*What to work on:*
1 – Translate this sentence from the Pine Flat article into Spanish: "Pine Flat is a census-designated place (CDP) in Tulare County, California."
2 – Write the next part of the Pine Flat article, picking up after its final sentence.

- Pine Flat Position in California.
- Coordinates: 35°52′25″N 118°38′33″W﻿ / ﻿35.87361°N 118.64250°W
- Country: United States
- State: California
- County: Tulare

Area
- • Total: 1.000 sq mi (2.591 km^{2})
- • Land: 1.000 sq mi (2.589 km^{2})
- • Water: 0.00077 sq mi (0.002 km^{2}) 0.08%
- Elevation: 3,871 ft (1,180 m)

Population (2020)
- • Total: 206
- • Density: 206/sq mi (79.6/km^{2})
- Time zone: UTC-8 (Pacific (PST))
- • Summer (DST): UTC-7 (PDT)
- GNIS feature ID: 2585438

= Pine Flat, California =

Pine Flat is a census-designated place (CDP) in Tulare County, California. Pine Flat sits at an elevation of 3871 ft. The 2020 United States census reported Pine Flat's population was 206, up from 166 at the 2010 census.

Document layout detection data
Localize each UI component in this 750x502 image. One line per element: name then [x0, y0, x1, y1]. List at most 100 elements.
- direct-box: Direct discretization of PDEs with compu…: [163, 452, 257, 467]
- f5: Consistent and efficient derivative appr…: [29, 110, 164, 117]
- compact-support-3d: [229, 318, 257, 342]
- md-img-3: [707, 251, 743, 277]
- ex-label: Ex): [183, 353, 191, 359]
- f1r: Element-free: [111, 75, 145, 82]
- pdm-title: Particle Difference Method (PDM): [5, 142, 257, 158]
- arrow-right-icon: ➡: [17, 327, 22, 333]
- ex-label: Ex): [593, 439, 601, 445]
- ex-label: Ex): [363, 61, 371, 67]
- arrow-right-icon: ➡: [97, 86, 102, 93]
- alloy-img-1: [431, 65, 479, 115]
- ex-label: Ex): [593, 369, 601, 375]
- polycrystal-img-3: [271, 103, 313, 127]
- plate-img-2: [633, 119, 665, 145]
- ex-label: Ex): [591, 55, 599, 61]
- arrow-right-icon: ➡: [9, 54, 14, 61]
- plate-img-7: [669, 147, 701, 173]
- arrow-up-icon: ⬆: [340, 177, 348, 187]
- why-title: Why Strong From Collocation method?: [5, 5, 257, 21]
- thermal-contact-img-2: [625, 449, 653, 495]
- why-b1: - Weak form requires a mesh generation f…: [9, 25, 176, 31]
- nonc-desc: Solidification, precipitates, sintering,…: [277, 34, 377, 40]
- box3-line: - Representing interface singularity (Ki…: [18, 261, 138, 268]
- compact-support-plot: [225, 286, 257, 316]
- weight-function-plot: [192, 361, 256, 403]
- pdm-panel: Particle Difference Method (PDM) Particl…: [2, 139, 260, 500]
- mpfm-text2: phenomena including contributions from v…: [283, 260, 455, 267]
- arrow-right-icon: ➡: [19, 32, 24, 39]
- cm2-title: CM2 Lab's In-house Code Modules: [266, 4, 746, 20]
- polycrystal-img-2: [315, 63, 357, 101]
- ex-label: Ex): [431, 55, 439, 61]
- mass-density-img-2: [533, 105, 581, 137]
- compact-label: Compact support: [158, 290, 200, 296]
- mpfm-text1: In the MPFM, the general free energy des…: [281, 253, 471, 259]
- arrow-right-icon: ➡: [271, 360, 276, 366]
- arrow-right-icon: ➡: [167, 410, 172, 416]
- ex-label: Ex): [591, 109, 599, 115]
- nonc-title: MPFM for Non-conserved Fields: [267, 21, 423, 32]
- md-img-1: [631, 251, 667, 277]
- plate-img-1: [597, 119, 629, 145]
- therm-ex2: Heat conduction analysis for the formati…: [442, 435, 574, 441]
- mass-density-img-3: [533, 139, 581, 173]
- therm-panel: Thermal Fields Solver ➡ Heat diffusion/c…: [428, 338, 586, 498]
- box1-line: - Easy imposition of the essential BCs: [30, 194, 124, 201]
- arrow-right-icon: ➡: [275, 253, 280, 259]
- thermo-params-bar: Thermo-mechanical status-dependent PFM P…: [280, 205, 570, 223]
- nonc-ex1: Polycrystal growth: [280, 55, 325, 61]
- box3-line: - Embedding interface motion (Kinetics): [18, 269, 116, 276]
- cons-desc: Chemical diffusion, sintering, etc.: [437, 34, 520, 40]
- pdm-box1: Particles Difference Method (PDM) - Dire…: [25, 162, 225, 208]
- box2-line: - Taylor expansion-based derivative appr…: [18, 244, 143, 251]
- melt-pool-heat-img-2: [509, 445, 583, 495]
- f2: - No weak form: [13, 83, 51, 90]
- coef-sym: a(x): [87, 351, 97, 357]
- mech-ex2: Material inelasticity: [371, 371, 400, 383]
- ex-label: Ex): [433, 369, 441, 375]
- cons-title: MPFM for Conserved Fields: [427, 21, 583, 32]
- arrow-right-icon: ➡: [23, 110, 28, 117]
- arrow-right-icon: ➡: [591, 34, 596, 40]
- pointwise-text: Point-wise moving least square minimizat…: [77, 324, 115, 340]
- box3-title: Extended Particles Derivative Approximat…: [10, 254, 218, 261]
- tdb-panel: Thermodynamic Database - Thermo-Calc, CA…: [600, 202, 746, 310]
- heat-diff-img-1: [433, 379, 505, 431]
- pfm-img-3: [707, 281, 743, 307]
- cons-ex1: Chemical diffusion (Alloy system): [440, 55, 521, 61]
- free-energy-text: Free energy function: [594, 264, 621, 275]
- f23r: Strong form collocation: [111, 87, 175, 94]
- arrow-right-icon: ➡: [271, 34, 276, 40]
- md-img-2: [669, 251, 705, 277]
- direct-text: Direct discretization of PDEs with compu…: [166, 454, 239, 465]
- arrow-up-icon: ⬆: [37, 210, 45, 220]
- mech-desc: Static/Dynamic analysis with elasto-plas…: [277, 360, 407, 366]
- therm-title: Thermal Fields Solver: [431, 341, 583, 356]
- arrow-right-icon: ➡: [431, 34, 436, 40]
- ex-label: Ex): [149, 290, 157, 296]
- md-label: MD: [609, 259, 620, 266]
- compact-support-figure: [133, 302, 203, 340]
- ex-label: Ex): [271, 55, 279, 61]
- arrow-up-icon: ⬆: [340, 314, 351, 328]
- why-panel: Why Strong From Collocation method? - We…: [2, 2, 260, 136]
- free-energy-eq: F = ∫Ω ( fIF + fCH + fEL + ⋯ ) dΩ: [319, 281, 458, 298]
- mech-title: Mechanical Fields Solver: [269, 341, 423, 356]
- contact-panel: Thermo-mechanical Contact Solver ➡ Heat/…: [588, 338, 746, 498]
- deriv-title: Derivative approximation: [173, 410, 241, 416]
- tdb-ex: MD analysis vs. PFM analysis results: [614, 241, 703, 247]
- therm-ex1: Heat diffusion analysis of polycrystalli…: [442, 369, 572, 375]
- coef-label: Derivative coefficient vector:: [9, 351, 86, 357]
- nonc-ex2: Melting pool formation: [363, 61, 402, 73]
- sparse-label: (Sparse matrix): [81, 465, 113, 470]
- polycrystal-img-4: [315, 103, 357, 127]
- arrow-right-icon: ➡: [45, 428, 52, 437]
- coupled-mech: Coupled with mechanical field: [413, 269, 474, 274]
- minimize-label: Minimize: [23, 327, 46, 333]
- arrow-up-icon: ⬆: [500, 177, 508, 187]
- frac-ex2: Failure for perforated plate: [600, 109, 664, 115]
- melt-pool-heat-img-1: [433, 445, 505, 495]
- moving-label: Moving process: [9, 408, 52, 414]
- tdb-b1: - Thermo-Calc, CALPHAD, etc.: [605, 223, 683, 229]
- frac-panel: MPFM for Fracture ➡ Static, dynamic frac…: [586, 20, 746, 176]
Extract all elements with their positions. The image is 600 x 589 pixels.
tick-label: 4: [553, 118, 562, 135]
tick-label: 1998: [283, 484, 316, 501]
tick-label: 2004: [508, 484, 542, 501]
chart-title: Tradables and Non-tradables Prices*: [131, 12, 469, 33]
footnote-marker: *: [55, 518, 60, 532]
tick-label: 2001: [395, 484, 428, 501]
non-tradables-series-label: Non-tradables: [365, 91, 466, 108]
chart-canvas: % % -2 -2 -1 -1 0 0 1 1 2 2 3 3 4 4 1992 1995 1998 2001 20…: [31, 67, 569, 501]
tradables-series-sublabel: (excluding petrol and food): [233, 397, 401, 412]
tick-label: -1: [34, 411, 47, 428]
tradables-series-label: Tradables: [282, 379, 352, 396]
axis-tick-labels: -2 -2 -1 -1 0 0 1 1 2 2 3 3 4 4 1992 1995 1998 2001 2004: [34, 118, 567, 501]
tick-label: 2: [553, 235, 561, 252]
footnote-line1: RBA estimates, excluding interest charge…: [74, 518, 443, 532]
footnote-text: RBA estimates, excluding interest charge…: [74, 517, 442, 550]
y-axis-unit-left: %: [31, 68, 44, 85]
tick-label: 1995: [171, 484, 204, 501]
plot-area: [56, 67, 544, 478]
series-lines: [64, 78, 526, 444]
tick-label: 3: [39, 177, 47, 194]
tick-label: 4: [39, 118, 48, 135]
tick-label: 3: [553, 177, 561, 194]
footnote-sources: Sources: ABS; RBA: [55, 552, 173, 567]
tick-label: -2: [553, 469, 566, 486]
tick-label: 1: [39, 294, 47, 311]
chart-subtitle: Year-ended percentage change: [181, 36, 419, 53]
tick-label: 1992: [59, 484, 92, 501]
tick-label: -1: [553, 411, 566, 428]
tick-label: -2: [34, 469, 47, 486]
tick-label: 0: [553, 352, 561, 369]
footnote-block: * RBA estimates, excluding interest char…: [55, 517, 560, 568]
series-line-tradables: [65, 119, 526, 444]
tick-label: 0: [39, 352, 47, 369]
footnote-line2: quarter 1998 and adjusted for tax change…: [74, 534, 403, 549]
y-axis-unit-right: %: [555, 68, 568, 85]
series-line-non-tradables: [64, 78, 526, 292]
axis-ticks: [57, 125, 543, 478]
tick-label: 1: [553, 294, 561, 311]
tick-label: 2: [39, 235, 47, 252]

*Answers for the exercise:*
1 – Pine Flat es un lugar designado por el censo (CDP) en el condado de Tulare, California.

2 –
==Geography==
According to the United States Census Bureau, the CDP covers an area of 1.0 square miles (2.6 km^{2}), all of it land.

==Demographics==

Pine Flat first appeared as a census designated place in the 2010 U.S. census.

The 2020 United States census reported that Pine Flat had a population of 206. The population density was 206.2 PD/sqmi. The racial makeup of Pine Flat was 173 (84.0%) White, 0 (0.0%) African American, 12 (5.8%) Native American, 4 (1.9%) Asian, 0 (0.0%) Pacific Islander, 2 (1.0%) from other races, and 15 (7.3%) from two or more races. Hispanic or Latino of any race were 6 persons (2.9%).

The whole population lived in households. There were 96 households, out of which 22 (22.9%) had children under the age of 18 living in them, 59 (61.5%) were married-couple households, 4 (4.2%) were cohabiting couple households, 17 (17.7%) had a female householder with no partner present, and 16 (16.7%) had a male householder with no partner present. 15 households (15.6%) were one person, and 12 (12.5%) were one person aged 65 or older. The average household size was 2.15. There were 76 families (79.2% of all households).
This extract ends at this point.